* _Stored data_:
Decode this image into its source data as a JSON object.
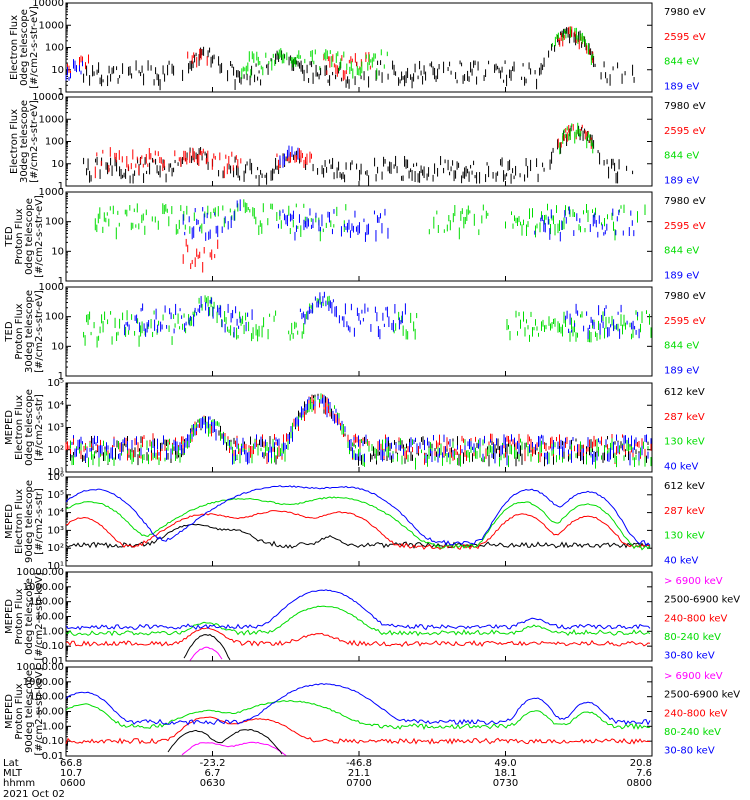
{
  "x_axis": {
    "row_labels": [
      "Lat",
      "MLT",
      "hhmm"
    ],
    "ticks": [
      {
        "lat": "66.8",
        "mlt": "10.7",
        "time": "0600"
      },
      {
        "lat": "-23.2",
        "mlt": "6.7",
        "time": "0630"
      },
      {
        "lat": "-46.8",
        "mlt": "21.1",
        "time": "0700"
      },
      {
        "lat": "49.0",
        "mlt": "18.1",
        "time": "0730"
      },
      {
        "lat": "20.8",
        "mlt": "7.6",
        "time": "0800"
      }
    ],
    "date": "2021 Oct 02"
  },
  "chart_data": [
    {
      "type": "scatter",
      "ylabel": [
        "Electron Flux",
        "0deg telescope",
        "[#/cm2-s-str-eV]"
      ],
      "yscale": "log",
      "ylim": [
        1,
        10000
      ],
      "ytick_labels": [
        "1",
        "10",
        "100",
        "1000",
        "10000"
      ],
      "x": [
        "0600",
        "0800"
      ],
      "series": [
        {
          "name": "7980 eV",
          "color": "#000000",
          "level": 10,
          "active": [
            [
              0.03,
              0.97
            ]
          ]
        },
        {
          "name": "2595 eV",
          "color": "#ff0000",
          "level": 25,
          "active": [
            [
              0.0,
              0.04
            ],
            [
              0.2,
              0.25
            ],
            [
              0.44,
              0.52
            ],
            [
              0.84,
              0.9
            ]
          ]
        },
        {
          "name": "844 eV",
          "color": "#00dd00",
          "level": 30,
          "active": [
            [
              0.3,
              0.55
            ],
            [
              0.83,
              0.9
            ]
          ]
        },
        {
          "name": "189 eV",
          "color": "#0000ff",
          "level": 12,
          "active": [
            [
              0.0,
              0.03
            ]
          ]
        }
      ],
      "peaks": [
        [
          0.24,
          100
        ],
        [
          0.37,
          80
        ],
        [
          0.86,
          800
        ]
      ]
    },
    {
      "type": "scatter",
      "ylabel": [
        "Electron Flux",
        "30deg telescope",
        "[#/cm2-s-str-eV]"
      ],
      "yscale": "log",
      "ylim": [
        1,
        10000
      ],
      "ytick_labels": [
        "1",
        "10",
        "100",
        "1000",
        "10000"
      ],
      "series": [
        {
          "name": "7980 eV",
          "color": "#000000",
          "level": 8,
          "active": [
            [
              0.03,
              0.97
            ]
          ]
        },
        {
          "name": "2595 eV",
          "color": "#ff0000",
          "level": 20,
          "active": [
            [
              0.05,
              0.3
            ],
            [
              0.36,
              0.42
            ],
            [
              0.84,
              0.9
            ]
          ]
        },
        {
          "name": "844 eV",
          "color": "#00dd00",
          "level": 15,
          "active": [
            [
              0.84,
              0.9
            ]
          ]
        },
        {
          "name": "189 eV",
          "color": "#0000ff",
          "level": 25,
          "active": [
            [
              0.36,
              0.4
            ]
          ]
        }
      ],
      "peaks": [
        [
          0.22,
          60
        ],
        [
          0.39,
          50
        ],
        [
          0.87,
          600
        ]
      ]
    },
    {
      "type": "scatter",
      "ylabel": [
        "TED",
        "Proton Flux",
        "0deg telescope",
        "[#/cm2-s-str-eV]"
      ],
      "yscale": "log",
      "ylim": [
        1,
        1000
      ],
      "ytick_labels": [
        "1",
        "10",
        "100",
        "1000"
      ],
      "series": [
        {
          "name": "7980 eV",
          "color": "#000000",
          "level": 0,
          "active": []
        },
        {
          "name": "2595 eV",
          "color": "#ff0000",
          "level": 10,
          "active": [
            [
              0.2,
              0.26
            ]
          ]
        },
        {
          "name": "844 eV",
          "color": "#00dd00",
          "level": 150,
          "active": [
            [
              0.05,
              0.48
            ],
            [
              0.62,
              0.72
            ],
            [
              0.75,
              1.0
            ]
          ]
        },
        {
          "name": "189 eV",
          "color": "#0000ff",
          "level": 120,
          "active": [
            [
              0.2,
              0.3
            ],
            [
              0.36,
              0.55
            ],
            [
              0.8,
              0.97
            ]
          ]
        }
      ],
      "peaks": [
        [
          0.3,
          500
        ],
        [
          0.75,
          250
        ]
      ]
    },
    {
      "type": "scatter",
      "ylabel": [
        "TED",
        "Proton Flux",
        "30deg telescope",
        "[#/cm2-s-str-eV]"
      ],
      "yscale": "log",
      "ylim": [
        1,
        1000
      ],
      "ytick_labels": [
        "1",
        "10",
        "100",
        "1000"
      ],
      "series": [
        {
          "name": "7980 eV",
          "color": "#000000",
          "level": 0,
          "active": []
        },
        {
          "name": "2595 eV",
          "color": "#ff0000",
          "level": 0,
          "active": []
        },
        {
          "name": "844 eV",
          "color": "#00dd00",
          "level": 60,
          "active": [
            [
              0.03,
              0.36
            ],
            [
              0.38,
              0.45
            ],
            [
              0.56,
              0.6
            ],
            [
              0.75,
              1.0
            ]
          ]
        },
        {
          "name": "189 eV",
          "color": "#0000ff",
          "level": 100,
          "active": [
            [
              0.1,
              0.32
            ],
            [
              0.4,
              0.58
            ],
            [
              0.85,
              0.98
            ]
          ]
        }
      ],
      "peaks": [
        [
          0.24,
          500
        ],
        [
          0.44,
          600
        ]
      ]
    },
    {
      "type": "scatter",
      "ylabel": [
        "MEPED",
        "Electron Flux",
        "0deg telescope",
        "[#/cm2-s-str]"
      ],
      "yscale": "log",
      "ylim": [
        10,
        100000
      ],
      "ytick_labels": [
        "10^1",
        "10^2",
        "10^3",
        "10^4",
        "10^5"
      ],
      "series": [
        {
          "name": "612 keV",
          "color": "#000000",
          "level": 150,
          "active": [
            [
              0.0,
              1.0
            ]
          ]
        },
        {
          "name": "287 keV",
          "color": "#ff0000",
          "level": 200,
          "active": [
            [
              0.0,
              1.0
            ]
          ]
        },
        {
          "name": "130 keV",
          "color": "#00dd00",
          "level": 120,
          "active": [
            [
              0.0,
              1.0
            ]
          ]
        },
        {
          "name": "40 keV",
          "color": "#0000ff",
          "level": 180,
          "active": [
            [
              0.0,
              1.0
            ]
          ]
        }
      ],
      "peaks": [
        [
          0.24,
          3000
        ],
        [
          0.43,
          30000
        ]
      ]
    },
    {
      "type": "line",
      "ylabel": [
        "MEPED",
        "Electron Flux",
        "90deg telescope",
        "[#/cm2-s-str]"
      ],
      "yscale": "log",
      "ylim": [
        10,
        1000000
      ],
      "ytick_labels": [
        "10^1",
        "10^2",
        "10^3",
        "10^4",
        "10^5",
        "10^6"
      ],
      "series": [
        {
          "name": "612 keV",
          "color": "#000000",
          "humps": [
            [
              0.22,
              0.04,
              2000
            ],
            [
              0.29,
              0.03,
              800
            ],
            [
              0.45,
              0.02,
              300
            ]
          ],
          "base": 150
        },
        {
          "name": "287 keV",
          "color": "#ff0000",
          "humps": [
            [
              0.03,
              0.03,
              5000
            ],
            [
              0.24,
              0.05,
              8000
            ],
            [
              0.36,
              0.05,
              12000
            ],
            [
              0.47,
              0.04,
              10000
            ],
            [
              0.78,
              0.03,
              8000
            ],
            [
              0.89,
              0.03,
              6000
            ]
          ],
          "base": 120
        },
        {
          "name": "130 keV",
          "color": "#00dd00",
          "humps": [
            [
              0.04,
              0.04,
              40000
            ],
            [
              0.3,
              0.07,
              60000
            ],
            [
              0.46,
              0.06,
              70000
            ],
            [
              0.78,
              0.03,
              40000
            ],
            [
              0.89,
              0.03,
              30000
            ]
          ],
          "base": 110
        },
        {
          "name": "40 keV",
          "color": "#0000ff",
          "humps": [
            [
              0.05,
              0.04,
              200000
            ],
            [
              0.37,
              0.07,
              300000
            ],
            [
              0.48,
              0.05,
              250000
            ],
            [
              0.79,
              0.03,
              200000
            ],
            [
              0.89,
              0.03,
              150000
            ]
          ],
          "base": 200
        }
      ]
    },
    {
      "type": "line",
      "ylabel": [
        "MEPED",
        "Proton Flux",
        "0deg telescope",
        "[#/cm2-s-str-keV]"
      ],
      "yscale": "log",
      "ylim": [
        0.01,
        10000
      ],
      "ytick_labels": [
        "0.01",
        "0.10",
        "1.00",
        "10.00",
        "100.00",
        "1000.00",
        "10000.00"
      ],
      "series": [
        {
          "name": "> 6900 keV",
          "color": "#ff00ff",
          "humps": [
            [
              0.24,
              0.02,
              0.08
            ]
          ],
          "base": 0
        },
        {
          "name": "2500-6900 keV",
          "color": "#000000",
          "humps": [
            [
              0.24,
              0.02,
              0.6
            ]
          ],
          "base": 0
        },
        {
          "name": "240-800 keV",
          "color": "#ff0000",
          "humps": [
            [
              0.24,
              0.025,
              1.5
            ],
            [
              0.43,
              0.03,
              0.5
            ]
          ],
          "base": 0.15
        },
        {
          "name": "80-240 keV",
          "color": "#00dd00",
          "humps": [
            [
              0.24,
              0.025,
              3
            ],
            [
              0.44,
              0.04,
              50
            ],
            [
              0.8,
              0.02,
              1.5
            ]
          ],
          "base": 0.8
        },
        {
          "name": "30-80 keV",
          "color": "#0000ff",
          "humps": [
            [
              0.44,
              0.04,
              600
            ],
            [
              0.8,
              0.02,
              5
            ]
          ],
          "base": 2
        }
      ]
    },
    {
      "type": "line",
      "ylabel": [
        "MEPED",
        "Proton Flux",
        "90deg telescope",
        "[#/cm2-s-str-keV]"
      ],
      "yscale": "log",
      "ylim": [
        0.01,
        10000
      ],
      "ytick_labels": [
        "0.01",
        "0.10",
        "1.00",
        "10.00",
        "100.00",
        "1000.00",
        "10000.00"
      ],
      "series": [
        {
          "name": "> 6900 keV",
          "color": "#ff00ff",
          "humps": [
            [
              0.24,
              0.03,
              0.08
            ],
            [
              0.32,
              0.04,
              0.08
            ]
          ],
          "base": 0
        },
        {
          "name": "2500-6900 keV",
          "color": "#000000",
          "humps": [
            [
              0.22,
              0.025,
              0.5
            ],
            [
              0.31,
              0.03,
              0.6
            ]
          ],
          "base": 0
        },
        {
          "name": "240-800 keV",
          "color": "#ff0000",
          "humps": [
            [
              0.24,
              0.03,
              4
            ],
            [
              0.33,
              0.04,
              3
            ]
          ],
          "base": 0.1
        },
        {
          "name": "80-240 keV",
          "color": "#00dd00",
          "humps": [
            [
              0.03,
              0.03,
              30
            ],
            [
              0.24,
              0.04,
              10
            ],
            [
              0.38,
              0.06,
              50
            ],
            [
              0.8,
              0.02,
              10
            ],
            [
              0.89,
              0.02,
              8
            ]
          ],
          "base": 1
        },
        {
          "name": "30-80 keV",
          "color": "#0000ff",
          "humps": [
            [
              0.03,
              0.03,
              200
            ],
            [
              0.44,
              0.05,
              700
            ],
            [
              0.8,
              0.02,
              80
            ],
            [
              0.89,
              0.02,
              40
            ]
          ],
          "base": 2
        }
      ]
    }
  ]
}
* * *
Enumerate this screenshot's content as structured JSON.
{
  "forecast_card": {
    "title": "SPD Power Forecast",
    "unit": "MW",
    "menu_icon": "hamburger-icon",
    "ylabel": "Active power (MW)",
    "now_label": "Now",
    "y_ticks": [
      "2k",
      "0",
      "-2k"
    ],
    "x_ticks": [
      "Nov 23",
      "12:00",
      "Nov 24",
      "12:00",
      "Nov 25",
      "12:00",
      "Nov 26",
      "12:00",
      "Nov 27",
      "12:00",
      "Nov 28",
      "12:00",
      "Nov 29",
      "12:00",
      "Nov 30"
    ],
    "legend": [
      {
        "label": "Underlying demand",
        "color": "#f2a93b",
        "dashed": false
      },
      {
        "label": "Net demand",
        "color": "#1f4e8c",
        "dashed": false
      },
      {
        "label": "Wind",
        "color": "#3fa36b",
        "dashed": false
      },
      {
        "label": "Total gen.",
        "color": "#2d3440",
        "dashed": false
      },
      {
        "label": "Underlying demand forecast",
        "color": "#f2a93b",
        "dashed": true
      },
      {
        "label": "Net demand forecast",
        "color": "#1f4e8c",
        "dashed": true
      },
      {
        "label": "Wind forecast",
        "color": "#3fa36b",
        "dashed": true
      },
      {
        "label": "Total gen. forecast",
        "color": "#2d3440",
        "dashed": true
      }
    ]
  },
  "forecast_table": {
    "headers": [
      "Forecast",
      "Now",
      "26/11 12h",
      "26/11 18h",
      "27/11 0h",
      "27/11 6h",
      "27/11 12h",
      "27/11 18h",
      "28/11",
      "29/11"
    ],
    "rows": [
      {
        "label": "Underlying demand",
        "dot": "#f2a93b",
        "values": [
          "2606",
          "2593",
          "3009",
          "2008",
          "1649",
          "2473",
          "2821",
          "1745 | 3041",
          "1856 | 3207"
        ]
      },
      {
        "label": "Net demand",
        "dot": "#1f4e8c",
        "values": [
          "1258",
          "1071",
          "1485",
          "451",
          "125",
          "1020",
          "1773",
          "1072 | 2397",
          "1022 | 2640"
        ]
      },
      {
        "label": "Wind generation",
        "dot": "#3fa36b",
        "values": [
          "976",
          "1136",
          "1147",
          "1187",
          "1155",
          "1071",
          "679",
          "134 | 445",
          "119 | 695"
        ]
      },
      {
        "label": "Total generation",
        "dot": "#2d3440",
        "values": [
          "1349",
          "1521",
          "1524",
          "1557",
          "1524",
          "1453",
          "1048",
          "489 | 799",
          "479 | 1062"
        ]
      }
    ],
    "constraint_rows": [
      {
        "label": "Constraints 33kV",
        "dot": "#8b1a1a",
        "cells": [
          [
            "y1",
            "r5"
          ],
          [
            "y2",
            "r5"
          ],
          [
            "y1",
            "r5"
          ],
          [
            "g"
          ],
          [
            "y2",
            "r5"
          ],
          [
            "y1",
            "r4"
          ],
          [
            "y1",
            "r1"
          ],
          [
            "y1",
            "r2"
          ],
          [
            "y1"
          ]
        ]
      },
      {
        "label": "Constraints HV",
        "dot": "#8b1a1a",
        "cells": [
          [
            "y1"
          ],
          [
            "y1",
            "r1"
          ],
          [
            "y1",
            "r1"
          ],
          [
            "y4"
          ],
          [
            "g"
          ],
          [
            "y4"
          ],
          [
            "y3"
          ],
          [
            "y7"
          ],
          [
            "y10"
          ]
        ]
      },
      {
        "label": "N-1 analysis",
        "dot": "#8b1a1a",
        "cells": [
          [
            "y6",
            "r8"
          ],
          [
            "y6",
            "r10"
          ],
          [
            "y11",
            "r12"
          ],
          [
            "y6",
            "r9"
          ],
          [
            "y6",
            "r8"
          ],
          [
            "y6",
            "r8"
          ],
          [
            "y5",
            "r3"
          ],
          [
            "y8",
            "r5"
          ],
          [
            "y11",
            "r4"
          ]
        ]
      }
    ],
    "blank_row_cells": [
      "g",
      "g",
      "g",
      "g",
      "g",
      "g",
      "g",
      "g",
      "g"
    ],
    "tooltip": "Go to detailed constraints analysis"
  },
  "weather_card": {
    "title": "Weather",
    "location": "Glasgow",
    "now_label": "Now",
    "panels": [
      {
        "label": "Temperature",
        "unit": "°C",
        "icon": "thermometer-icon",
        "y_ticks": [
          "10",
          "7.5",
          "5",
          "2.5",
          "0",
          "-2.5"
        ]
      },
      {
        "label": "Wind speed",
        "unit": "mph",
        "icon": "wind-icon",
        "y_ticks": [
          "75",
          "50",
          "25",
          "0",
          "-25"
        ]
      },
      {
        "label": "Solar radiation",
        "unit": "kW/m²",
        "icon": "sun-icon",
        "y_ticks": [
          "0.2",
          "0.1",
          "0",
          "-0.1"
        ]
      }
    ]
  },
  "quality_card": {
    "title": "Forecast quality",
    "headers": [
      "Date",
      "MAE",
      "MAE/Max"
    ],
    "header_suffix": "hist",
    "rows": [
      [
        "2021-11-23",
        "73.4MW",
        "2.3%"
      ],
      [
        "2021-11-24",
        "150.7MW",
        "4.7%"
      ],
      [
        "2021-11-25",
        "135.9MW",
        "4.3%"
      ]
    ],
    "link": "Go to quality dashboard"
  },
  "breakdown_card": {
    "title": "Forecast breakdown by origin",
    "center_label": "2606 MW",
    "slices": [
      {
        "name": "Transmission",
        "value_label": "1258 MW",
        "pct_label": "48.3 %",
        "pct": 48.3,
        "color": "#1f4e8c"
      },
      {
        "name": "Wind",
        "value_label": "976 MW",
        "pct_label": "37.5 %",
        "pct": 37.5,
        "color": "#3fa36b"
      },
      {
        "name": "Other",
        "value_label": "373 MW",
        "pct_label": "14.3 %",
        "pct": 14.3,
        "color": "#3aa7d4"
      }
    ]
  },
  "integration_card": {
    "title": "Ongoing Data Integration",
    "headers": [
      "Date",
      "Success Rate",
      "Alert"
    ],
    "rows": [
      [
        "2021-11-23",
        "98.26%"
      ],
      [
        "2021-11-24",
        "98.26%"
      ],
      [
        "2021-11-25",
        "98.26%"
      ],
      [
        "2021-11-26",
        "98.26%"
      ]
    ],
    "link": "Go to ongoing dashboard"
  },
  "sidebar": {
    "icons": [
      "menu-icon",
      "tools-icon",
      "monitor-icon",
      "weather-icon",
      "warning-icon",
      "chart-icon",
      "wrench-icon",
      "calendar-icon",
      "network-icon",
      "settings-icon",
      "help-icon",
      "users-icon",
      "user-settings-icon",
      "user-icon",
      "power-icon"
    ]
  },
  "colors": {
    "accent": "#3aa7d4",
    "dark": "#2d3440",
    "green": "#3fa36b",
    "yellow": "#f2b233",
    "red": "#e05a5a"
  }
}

* _Exercise requirements_:
Report each line of the material above where the word "Total" appears.

* _Response to this exercise_:
        "label": "Total gen.",
        "label": "Total gen. forecast",
        "label": "Total generation",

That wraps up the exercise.